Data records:
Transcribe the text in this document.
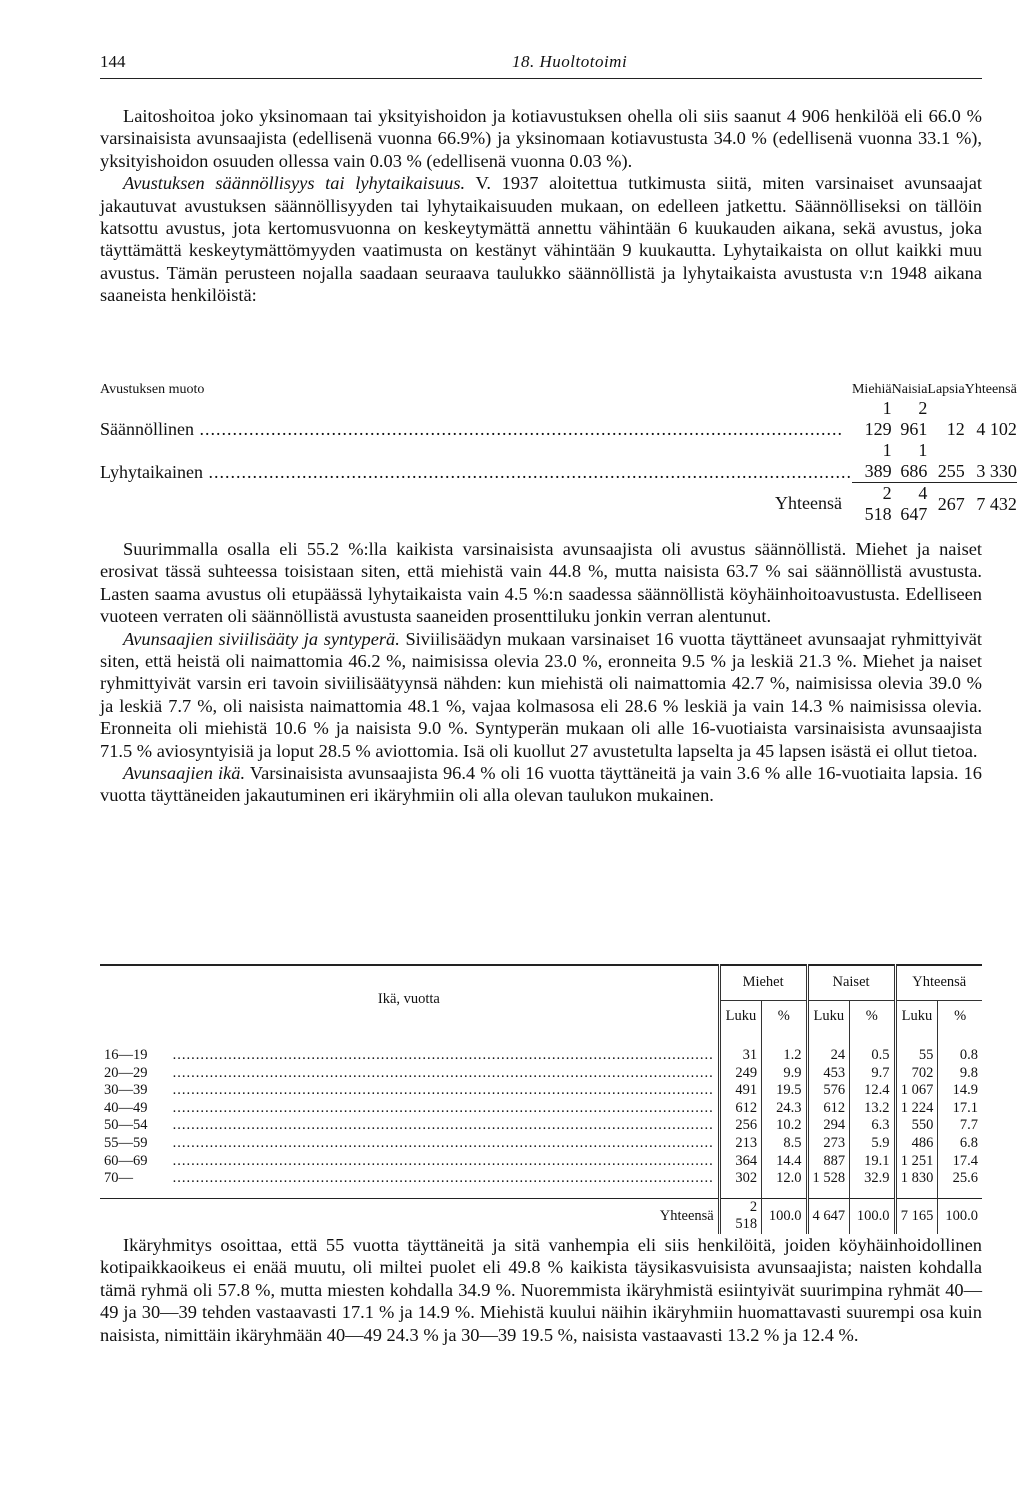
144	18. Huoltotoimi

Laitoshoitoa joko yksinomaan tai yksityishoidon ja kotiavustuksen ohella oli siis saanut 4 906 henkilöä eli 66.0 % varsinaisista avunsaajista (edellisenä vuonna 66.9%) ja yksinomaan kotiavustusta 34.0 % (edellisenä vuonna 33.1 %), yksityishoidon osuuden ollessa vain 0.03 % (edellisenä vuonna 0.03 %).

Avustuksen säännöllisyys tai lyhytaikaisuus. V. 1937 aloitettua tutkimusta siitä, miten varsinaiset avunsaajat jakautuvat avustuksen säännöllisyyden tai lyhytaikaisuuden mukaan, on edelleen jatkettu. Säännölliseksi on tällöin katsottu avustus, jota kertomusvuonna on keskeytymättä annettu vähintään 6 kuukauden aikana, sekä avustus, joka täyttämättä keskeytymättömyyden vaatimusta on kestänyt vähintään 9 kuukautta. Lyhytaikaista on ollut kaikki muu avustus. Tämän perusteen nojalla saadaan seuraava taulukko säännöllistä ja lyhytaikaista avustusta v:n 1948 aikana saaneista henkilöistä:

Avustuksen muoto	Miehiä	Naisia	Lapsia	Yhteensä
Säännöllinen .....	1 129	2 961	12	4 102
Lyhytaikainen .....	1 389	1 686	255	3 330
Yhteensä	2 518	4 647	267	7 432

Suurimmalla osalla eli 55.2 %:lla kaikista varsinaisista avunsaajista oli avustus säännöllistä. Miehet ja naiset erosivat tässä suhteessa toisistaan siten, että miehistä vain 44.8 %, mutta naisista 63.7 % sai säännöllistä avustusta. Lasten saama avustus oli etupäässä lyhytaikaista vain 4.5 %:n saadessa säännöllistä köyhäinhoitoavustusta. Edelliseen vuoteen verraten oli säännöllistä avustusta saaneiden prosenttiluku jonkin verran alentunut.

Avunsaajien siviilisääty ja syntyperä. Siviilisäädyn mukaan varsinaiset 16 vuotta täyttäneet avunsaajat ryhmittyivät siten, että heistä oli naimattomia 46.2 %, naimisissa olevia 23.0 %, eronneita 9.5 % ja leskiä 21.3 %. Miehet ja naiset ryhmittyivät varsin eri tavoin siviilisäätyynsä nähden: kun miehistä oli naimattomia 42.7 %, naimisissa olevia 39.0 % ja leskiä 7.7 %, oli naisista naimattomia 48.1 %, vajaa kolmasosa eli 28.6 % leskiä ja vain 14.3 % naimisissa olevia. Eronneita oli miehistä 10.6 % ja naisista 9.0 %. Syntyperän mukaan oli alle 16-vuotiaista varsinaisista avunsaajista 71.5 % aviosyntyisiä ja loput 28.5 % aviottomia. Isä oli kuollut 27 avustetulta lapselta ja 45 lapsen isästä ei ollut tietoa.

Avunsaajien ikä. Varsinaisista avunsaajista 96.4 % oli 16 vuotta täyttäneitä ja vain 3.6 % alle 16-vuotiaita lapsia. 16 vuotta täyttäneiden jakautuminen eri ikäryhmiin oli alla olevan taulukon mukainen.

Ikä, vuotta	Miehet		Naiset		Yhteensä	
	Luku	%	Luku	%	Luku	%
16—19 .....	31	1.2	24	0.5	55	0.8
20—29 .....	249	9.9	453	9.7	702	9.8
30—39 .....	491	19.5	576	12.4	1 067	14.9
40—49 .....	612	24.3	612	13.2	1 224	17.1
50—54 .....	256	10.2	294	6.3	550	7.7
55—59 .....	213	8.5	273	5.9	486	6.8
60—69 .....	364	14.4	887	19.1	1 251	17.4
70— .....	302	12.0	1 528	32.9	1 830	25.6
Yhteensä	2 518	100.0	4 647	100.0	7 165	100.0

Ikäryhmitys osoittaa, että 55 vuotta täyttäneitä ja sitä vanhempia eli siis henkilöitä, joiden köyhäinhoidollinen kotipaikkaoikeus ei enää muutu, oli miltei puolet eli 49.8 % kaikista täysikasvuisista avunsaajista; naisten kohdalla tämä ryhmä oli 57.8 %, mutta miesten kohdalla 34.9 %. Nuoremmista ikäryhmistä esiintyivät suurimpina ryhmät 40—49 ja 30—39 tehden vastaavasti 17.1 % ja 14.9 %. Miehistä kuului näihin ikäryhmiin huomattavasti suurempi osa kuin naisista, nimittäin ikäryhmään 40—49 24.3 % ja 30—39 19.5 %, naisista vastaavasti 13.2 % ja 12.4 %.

---

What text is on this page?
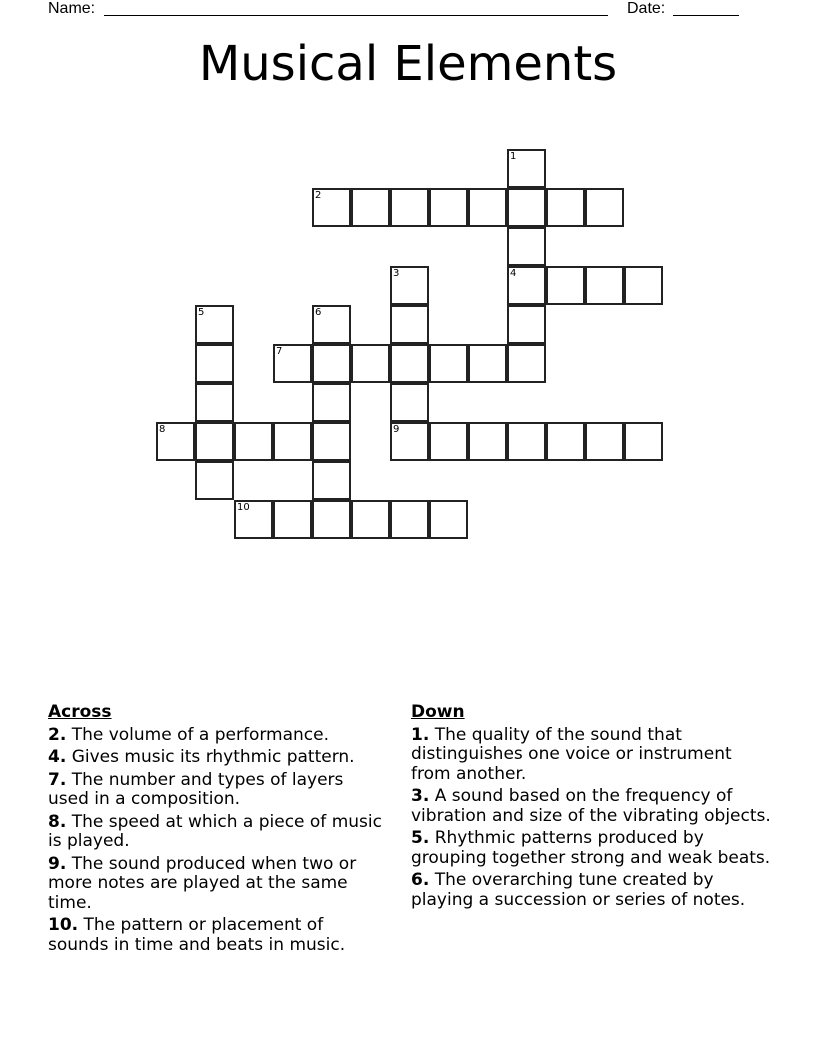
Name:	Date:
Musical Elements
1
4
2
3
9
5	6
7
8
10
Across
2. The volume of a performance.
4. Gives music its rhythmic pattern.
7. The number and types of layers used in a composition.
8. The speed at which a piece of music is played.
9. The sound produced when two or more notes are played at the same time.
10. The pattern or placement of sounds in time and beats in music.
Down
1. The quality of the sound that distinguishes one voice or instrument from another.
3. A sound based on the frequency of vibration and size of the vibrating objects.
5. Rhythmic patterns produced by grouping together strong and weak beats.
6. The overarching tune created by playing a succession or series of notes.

■ **Instructions to follow**:
Determine the number of lines where the string "played" occurs, and give that number only.

■ **Task answer**:
2